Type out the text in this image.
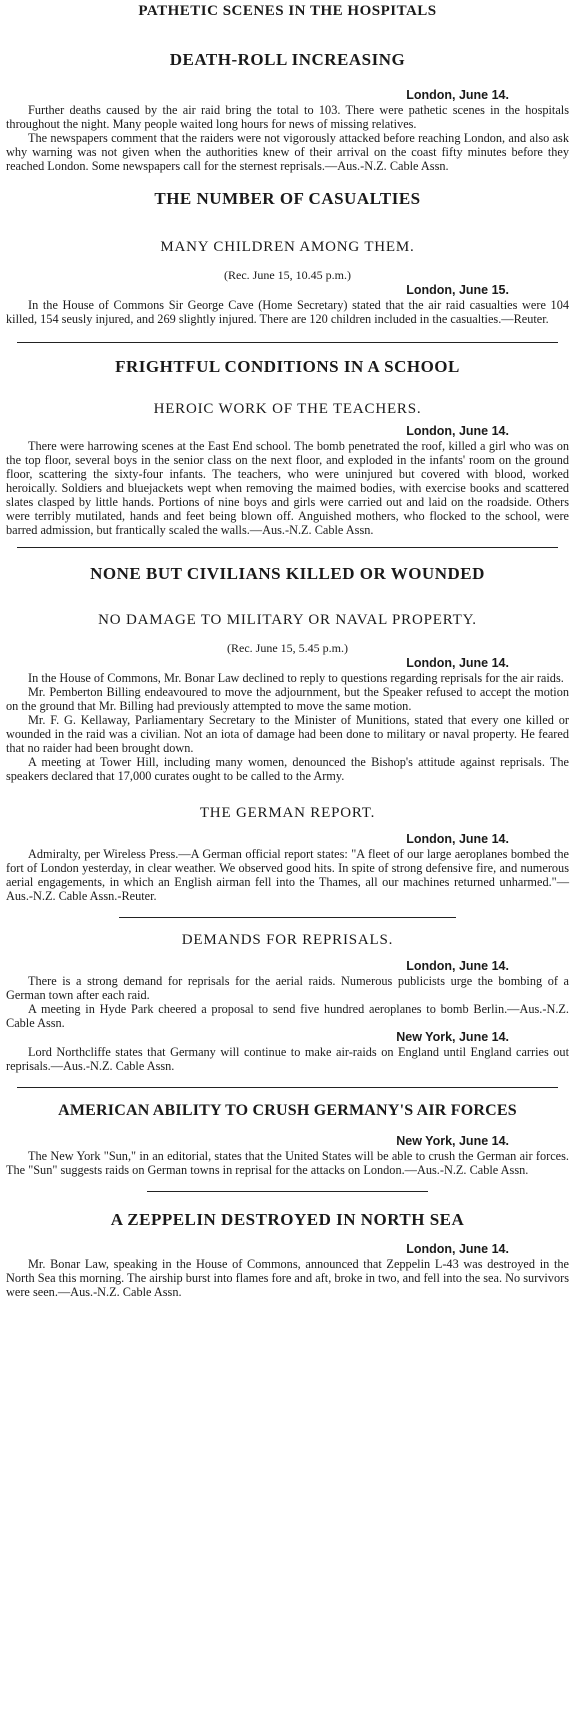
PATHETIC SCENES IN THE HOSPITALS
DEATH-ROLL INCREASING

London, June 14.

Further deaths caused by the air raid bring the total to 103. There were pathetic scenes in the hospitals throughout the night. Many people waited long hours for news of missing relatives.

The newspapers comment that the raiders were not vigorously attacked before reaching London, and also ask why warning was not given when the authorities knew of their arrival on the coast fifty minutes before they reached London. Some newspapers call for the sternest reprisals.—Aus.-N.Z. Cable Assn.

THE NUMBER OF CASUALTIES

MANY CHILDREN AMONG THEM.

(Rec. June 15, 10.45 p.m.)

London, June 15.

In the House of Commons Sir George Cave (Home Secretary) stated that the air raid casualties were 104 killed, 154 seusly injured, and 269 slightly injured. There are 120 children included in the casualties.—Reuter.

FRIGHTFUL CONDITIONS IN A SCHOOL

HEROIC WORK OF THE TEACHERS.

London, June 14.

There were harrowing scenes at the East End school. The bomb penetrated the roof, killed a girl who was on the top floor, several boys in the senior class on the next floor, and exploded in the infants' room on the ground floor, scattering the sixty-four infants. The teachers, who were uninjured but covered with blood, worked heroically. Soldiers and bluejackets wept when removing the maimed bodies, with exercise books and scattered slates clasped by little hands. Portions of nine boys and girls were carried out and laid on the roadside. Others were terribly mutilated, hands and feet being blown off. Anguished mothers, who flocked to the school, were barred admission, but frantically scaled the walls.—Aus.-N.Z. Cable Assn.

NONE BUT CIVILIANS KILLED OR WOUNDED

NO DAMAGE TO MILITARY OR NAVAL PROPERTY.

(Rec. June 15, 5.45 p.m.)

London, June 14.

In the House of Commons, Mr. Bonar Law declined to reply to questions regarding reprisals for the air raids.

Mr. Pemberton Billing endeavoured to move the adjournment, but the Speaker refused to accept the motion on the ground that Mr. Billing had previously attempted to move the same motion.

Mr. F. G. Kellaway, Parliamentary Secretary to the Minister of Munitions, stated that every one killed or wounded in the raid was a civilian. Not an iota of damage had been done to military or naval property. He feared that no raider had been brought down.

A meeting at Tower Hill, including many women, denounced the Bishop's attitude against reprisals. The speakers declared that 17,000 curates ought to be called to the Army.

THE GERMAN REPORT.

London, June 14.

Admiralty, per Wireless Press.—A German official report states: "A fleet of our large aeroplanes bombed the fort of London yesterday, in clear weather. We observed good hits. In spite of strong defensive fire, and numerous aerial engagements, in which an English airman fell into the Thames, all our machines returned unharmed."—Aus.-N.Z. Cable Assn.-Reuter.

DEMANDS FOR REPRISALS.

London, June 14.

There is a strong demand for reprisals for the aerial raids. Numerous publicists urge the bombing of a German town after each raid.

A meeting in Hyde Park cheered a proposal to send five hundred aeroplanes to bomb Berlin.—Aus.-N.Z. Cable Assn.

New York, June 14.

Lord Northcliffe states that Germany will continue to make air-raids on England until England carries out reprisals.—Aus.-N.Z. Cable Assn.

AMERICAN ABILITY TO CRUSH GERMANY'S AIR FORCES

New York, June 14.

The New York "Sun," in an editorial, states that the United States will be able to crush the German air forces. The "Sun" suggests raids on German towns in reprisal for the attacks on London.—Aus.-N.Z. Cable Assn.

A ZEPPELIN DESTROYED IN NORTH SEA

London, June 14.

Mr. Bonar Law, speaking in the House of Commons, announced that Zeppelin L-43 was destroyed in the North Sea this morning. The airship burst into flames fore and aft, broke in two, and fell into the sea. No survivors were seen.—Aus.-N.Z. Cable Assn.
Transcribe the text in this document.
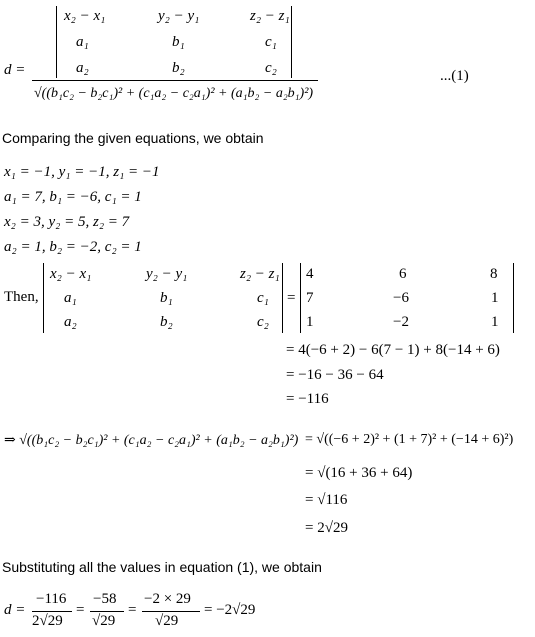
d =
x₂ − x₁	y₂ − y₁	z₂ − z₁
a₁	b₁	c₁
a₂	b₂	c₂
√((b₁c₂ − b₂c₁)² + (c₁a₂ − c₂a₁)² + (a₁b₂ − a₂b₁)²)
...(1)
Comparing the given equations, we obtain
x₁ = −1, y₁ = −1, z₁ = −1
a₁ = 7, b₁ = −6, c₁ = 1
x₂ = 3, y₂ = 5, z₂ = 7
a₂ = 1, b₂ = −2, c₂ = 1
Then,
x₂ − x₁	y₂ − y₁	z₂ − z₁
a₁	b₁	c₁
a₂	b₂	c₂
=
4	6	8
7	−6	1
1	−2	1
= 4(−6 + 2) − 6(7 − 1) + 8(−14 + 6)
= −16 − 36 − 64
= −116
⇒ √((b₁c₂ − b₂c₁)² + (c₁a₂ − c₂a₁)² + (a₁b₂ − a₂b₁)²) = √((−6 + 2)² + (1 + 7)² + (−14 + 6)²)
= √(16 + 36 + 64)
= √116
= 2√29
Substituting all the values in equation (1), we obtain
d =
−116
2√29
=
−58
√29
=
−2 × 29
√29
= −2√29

...

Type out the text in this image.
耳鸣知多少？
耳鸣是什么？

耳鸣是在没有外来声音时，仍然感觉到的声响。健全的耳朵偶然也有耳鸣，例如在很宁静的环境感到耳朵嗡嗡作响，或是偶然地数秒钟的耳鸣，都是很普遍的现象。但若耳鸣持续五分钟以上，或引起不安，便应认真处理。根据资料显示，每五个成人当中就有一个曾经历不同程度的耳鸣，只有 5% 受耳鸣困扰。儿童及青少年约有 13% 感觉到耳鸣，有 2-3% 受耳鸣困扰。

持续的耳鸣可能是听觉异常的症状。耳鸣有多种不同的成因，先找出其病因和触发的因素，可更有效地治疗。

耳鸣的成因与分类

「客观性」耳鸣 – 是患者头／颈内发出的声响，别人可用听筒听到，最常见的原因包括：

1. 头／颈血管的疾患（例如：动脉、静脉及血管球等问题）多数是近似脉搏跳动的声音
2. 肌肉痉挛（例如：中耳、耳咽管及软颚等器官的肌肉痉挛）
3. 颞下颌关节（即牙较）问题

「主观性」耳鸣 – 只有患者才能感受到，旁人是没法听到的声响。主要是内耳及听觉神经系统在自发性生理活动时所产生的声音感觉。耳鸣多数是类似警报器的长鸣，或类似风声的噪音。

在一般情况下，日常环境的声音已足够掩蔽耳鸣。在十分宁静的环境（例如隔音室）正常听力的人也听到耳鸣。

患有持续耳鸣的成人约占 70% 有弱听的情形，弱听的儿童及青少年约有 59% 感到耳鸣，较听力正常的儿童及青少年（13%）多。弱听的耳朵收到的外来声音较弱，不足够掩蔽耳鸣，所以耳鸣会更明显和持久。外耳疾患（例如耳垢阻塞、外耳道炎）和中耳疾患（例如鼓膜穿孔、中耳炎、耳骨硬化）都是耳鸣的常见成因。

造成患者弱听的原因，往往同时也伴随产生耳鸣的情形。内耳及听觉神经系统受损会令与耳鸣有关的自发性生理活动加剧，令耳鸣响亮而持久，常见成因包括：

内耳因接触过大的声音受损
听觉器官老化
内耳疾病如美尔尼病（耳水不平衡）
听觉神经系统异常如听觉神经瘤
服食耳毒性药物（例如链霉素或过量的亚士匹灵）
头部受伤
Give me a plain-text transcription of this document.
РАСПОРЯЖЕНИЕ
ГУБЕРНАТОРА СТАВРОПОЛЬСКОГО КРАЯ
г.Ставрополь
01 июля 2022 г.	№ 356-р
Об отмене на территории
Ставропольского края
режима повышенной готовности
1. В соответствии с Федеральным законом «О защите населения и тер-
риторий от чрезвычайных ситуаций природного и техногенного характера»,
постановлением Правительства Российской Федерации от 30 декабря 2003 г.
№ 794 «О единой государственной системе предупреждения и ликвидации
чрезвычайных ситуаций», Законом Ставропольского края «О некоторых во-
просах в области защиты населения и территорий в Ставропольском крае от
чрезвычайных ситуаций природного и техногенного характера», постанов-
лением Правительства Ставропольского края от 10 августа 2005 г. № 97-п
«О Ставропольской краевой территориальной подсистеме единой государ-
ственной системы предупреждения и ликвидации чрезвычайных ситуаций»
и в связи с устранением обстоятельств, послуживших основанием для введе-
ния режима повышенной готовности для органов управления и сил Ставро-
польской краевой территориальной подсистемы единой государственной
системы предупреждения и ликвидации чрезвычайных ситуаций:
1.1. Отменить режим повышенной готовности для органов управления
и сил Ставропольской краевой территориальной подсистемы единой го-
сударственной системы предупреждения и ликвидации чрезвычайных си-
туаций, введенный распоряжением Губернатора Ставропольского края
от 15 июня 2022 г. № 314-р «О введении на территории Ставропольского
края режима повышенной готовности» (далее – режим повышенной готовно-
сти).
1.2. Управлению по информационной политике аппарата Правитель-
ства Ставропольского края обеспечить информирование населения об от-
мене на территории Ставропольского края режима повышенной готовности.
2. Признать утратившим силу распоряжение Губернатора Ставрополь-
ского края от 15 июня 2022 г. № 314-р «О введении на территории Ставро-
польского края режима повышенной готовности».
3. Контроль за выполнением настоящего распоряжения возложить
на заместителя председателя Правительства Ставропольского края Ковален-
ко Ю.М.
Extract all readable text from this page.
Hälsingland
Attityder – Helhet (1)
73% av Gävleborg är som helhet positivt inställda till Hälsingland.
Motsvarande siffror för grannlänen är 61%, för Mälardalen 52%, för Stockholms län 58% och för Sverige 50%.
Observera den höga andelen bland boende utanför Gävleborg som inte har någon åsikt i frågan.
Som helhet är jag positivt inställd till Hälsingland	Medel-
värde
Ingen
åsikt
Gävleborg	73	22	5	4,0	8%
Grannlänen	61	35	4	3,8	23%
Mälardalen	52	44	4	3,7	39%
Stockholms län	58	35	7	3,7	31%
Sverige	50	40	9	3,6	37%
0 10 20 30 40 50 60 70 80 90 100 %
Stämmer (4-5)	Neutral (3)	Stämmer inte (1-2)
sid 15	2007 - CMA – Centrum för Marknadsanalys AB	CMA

● WRITTEN REQUEST:
Find out how many lines in the listing contain the string "Hälsingland". Give the number alone.

● SOLUTION TO THIS PROBLEM:
3